## RECORDED INFORMATION
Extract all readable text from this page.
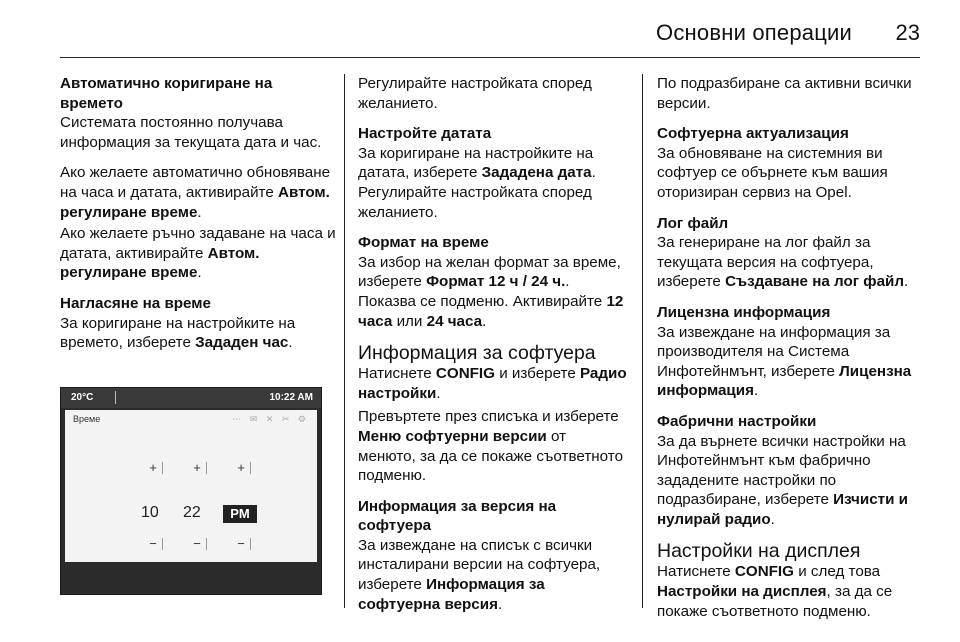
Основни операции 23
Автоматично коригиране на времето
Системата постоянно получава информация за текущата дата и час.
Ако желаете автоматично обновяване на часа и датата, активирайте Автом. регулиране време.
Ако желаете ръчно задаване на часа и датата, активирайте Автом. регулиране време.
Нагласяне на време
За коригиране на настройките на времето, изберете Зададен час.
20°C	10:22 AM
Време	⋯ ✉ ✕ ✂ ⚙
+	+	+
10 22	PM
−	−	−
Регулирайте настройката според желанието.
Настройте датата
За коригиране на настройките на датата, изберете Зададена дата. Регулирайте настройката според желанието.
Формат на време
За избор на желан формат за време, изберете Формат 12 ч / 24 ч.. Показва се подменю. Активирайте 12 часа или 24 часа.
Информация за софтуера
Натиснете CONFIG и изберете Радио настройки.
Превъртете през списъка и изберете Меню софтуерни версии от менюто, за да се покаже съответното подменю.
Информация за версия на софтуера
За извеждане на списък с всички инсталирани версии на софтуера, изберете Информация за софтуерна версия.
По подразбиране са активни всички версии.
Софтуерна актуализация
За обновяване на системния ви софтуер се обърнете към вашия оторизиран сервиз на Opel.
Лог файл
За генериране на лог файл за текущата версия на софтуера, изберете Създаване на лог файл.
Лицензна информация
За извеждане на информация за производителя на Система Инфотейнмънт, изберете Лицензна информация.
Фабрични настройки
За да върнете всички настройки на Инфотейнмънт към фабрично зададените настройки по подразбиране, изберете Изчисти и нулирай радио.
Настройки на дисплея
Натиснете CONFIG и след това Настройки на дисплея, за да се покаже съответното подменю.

## TASK DESCRIPTION
Within the listing above, copy each line that has the string "текущата".

## ANSWER FOR THE TASK
Системата постоянно получава информация за текущата дата и час.
За генериране на лог файл за текущата версия на софтуера, изберете Създаване на лог файл.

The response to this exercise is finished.